BEGIN
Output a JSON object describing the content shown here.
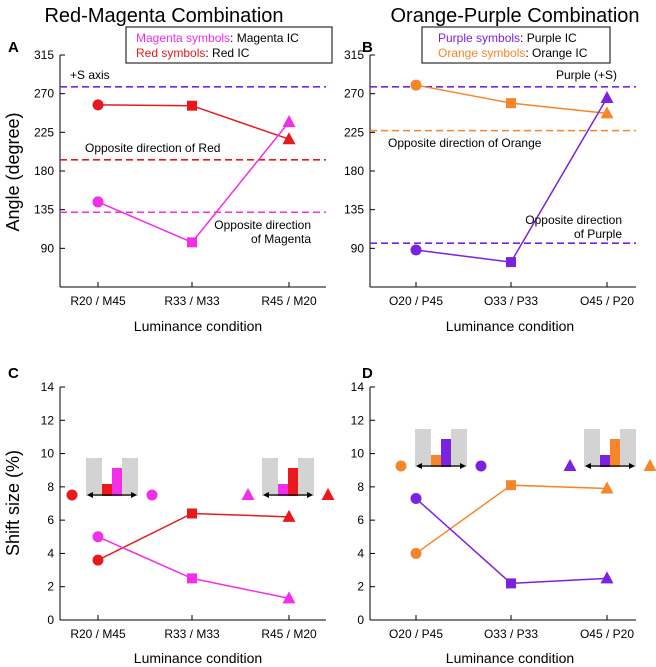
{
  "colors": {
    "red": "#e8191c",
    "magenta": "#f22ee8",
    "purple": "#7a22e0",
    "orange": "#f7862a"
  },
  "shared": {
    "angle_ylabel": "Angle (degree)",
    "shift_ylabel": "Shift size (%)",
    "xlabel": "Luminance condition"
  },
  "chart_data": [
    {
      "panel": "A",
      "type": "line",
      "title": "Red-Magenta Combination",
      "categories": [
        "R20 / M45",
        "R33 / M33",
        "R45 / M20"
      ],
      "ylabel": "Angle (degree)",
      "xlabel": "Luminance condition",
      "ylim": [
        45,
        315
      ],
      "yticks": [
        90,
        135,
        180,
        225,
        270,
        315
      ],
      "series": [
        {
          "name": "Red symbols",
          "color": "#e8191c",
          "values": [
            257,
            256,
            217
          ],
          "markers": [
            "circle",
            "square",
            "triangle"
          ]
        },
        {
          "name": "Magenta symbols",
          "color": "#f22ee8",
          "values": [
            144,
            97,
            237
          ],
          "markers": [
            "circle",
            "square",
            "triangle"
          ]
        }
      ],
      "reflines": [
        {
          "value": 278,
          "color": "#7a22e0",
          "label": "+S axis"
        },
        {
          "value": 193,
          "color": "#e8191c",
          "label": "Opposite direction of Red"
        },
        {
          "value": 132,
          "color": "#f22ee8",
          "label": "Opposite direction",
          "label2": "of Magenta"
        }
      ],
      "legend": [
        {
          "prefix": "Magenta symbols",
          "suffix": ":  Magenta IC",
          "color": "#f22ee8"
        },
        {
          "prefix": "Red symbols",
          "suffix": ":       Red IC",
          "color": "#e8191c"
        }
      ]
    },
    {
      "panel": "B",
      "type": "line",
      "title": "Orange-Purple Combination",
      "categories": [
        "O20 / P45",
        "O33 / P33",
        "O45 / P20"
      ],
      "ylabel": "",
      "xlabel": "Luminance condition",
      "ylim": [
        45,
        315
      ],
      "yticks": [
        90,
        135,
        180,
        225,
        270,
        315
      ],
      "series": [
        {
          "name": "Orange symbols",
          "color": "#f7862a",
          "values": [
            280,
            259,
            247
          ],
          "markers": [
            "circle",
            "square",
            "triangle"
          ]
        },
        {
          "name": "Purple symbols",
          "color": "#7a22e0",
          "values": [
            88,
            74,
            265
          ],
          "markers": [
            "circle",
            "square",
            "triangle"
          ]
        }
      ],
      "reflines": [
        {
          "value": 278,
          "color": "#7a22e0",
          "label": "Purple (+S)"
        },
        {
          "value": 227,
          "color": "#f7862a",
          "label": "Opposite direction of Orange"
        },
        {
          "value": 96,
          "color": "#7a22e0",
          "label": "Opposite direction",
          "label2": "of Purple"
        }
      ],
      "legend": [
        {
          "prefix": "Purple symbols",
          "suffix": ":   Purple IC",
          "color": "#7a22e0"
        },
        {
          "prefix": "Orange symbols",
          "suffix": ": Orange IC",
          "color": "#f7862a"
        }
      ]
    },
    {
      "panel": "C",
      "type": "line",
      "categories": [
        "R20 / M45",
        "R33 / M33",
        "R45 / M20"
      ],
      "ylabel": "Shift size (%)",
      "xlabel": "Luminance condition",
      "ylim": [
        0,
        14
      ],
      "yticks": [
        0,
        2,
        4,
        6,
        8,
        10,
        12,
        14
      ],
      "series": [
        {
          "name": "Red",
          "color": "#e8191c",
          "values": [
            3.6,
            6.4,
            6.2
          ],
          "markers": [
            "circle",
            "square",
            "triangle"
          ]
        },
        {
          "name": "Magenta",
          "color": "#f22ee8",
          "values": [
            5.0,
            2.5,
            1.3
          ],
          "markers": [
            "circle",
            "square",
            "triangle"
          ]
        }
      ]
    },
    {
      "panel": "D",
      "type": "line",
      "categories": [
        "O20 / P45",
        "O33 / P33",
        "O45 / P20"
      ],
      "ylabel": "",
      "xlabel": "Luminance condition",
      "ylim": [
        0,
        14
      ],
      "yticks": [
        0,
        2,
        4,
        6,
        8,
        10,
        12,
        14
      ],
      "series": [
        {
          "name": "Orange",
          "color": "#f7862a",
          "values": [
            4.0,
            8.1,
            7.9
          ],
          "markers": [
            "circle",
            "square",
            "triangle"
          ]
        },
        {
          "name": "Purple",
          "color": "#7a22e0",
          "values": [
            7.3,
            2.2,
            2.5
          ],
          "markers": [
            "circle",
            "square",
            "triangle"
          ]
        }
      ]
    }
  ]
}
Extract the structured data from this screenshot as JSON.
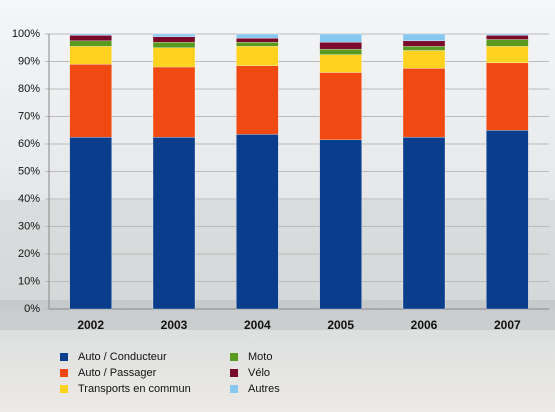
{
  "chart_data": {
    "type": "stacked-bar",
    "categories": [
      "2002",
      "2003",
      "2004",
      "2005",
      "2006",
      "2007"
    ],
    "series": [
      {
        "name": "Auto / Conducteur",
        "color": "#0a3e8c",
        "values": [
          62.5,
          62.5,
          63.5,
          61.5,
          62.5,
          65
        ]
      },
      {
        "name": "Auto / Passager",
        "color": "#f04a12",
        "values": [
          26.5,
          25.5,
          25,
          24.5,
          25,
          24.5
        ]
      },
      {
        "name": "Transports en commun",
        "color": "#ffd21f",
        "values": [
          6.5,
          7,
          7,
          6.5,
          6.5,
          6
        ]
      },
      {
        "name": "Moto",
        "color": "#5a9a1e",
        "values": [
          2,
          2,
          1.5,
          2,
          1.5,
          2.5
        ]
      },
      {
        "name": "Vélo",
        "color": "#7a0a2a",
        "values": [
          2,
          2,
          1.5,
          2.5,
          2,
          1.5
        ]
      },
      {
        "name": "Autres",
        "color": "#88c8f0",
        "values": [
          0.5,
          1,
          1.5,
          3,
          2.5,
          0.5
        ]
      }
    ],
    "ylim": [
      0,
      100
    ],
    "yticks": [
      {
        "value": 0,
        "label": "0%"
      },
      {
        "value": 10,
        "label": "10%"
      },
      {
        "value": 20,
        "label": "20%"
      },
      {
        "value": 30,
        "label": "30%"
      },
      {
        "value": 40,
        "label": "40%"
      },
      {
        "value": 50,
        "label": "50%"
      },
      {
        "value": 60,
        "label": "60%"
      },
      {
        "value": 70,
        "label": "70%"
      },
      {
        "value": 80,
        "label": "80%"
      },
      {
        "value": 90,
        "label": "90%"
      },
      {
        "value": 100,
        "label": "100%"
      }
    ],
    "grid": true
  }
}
END
The request: Copy every line of the records above that contains "title".

Finished exercise:
      "title": "Red-Magenta Combination",
      "title": "Orange-Purple Combination",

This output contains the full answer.